## Directives:
1. In the text about George Warne, copy the passage from "The church was" to "Edward John Hopkins.".
2. According to the text about George Warne, who took over from him at the Temple Church in 1843?
3. Carry on the text about George Warne, starting after its final sentence.

= George Warne (organist) =

English organist and composer

George Warne (1792 - 29 October 1868) was a blind organist and composer born in Norfolk. He was noted as holding a number of organists posts despite being blind.

Warne was in charge of music at the Temple Church from 1826 until 1843, the church's second blind organist after John Stanley, who was organist from 1734 until his death in 1786. In 1838 Warne composed a set of psalm tunes for use there. Psalmody settings such as these were representative of the Temple's church music practices at this period. Sung by a mixed quartet from the organ gallery, they were the only musical elements in the service, which was otherwise spoken. This was "the normal tone of metrical psalmody in Anglican churches before the influence of the Tractarian movement made itself felt".

The church was closed for restoration in 1840, and when it re-opened in 1842 it was decided that a regular choral service should be resumed, and a choir of six men and eight boys was recruited. Warne, not familiar with the choral service and not used to organizing regular practice, was retired on full salary in 1843 and succeeded by Edward John Hopkins.

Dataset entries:
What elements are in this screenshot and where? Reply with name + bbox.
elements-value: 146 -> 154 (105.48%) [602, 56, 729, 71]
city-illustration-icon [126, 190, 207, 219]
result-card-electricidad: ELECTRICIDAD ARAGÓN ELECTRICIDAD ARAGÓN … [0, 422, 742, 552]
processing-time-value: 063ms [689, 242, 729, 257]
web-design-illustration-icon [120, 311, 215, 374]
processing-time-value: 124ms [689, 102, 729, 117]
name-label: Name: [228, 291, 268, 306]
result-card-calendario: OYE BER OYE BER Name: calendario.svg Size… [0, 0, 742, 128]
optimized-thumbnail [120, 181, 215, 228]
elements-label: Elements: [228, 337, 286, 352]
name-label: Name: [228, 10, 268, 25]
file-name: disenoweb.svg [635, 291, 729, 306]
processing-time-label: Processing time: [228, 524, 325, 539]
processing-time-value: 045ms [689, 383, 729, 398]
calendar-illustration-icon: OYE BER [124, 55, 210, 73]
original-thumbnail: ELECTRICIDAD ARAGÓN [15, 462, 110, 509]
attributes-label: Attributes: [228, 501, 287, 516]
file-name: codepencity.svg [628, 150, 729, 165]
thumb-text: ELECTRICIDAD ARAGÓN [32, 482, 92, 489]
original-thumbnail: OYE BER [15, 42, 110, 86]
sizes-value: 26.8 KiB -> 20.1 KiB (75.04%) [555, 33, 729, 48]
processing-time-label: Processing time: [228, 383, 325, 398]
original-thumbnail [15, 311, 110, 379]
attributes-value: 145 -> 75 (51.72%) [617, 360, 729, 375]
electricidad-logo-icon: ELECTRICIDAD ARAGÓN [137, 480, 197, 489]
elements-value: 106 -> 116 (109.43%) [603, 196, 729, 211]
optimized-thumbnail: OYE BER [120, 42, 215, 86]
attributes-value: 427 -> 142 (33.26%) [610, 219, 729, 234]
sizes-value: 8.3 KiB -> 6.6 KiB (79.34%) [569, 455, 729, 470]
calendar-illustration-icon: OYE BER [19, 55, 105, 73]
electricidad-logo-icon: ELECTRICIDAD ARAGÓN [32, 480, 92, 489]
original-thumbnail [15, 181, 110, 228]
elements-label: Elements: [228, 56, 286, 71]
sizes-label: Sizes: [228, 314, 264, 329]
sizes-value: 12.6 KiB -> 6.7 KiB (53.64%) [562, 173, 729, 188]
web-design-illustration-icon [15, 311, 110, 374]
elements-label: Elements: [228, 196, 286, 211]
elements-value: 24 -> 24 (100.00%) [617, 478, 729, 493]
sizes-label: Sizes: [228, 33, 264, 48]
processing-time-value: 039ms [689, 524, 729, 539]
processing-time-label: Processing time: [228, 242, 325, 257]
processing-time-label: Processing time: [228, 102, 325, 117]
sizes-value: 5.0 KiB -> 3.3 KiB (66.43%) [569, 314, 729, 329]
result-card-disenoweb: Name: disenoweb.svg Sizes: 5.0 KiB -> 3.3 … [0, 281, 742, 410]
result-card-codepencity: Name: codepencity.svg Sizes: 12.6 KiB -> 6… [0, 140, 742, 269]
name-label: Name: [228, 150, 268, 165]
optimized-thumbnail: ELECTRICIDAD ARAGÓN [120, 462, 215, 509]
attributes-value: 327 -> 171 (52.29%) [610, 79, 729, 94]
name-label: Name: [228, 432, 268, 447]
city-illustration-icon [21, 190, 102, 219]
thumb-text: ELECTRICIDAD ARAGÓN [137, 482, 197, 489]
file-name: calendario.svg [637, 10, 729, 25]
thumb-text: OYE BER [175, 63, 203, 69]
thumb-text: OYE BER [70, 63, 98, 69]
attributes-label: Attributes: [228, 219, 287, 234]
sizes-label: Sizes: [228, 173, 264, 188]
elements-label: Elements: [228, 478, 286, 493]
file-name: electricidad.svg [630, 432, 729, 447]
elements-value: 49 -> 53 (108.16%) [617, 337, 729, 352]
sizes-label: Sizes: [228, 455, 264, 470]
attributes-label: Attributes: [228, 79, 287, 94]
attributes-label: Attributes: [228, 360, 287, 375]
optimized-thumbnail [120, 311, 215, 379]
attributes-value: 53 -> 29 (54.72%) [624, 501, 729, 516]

## Outputs in order:
1.
The church was closed for restoration in 1840, and when it re-opened in 1842 it was decided that a regular choral service should be resumed, and a choir of six men and eight boys was recruited. Warne, not familiar with the choral service and not used to organizing regular practice, was retired on full salary in 1843 and succeeded by Edward John Hopkins.

2. Edward John Hopkins

3.
From December 1943 Warne continued as an organist in Yarmouth, where he was noted for his interludes and improvisations played between the verses of the hymns. Once again he was the second blind organist at the church, after Henry R. Chicheley, organist from 1762 until 1788. He left the post in 1850 and died in Bath on 29 October 1868.

==Appointments==
- Organist of St Helen's Bishopsgate 1819 - 1820
- Organist of St Magnus-the-Martyr 1820 - 1826
- Organist of Temple Church 1826 - 1843
- Organist of St. Nicholas Church, Great Yarmouth 1843 - 1856

==Compositions==

He composed
- Grand March and Finale for the Piano Forte (1828)
- Home Sweet Home, arranged with Variations
- Set of psalm tunes, as sung at the Temple Church, London (1838)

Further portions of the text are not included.